= Assignment =
A precise copy of the data is required, with every picture left out.

= Provided information =
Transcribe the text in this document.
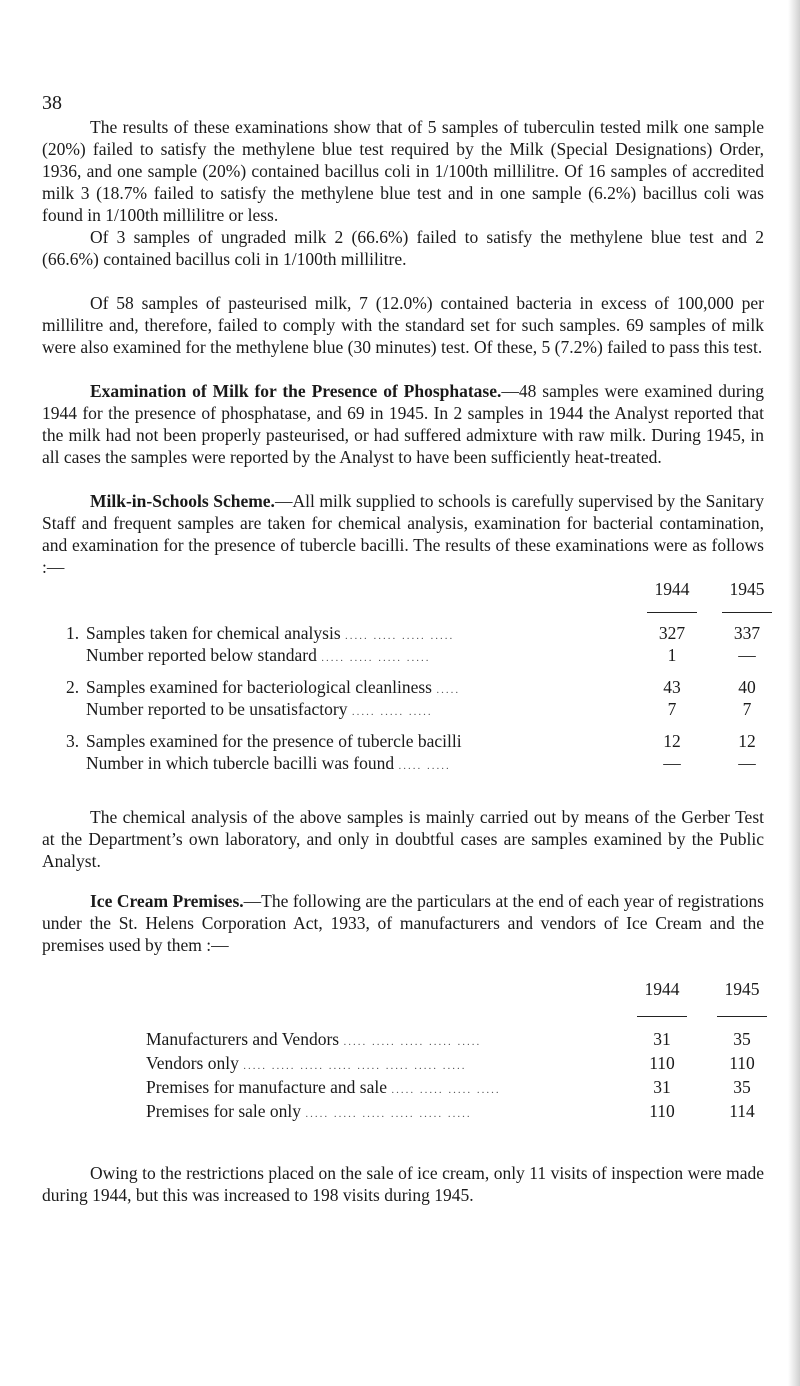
38

The results of these examinations show that of 5 samples of tuberculin tested milk one sample (20%) failed to satisfy the methylene blue test required by the Milk (Special Designations) Order, 1936, and one sample (20%) contained bacillus coli in 1/100th millilitre. Of 16 samples of accredited milk 3 (18.7% failed to satisfy the methylene blue test and in one sample (6.2%) bacillus coli was found in 1/100th millilitre or less.

Of 3 samples of ungraded milk 2 (66.6%) failed to satisfy the methylene blue test and 2 (66.6%) contained bacillus coli in 1/100th millilitre.

Of 58 samples of pasteurised milk, 7 (12.0%) contained bacteria in excess of 100,000 per millilitre and, therefore, failed to comply with the standard set for such samples. 69 samples of milk were also examined for the methylene blue (30 minutes) test. Of these, 5 (7.2%) failed to pass this test.

Examination of Milk for the Presence of Phosphatase.—48 samples were examined during 1944 for the presence of phosphatase, and 69 in 1945. In 2 samples in 1944 the Analyst reported that the milk had not been properly pasteurised, or had suffered admixture with raw milk. During 1945, in all cases the samples were reported by the Analyst to have been sufficiently heat-treated.

Milk-in-Schools Scheme.—All milk supplied to schools is carefully supervised by the Sanitary Staff and frequent samples are taken for chemical analysis, examination for bacterial contamination, and examination for the presence of tubercle bacilli. The results of these examinations were as follows :—

1944	1945
1. Samples taken for chemical analysis ..... ..... ..... .....	327	337
Number reported below standard ..... ..... ..... .....	1	—
2. Samples examined for bacteriological cleanliness .....	43	40
Number reported to be unsatisfactory ..... ..... .....	7	7
3. Samples examined for the presence of tubercle bacilli	12	12
Number in which tubercle bacilli was found ..... .....	—	—

The chemical analysis of the above samples is mainly carried out by means of the Gerber Test at the Department’s own laboratory, and only in doubtful cases are samples examined by the Public Analyst.

Ice Cream Premises.—The following are the particulars at the end of each year of registrations under the St. Helens Corporation Act, 1933, of manufacturers and vendors of Ice Cream and the premises used by them :—

1944	1945
Manufacturers and Vendors ..... ..... ..... ..... .....	31	35
Vendors only ..... ..... ..... ..... ..... ..... ..... .....	110	110
Premises for manufacture and sale ..... ..... ..... .....	31	35
Premises for sale only ..... ..... ..... ..... ..... .....	110	114

Owing to the restrictions placed on the sale of ice cream, only 11 visits of inspection were made during 1944, but this was increased to 198 visits during 1945.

= Written reply =
Transcribe the text in this document.
38

The results of these examinations show that of 5 samples of tuberculin tested milk one sample (20%) failed to satisfy the methylene blue test required by the Milk (Special Designations) Order, 1936, and one sample (20%) contained bacillus coli in 1/100th millilitre. Of 16 samples of accredited milk 3 (18.7% failed to satisfy the methylene blue test and in one sample (6.2%) bacillus coli was found in 1/100th millilitre or less.

Of 3 samples of ungraded milk 2 (66.6%) failed to satisfy the methylene blue test and 2 (66.6%) contained bacillus coli in 1/100th millilitre.

Of 58 samples of pasteurised milk, 7 (12.0%) contained bacteria in excess of 100,000 per millilitre and, therefore, failed to comply with the standard set for such samples. 69 samples of milk were also examined for the methylene blue (30 minutes) test. Of these, 5 (7.2%) failed to pass this test.

Examination of Milk for the Presence of Phosphatase.—48 samples were examined during 1944 for the presence of phosphatase, and 69 in 1945. In 2 samples in 1944 the Analyst reported that the milk had not been properly pasteurised, or had suffered admixture with raw milk. During 1945, in all cases the samples were reported by the Analyst to have been sufficiently heat-treated.

Milk-in-Schools Scheme.—All milk supplied to schools is carefully supervised by the Sanitary Staff and frequent samples are taken for chemical analysis, examination for bacterial contamination, and examination for the presence of tubercle bacilli. The results of these examinations were as follows :—

1944	1945
1. Samples taken for chemical analysis ..... ..... ..... .....	327	337
Number reported below standard ..... ..... ..... .....	1	—
2. Samples examined for bacteriological cleanliness .....	43	40
Number reported to be unsatisfactory ..... ..... .....	7	7
3. Samples examined for the presence of tubercle bacilli	12	12
Number in which tubercle bacilli was found ..... .....	—	—

The chemical analysis of the above samples is mainly carried out by means of the Gerber Test at the Department’s own laboratory, and only in doubtful cases are samples examined by the Public Analyst.

Ice Cream Premises.—The following are the particulars at the end of each year of registrations under the St. Helens Corporation Act, 1933, of manufacturers and vendors of Ice Cream and the premises used by them :—

1944	1945
Manufacturers and Vendors ..... ..... ..... ..... .....	31	35
Vendors only ..... ..... ..... ..... ..... ..... ..... .....	110	110
Premises for manufacture and sale ..... ..... ..... .....	31	35
Premises for sale only ..... ..... ..... ..... ..... .....	110	114

Owing to the restrictions placed on the sale of ice cream, only 11 visits of inspection were made during 1944, but this was increased to 198 visits during 1945.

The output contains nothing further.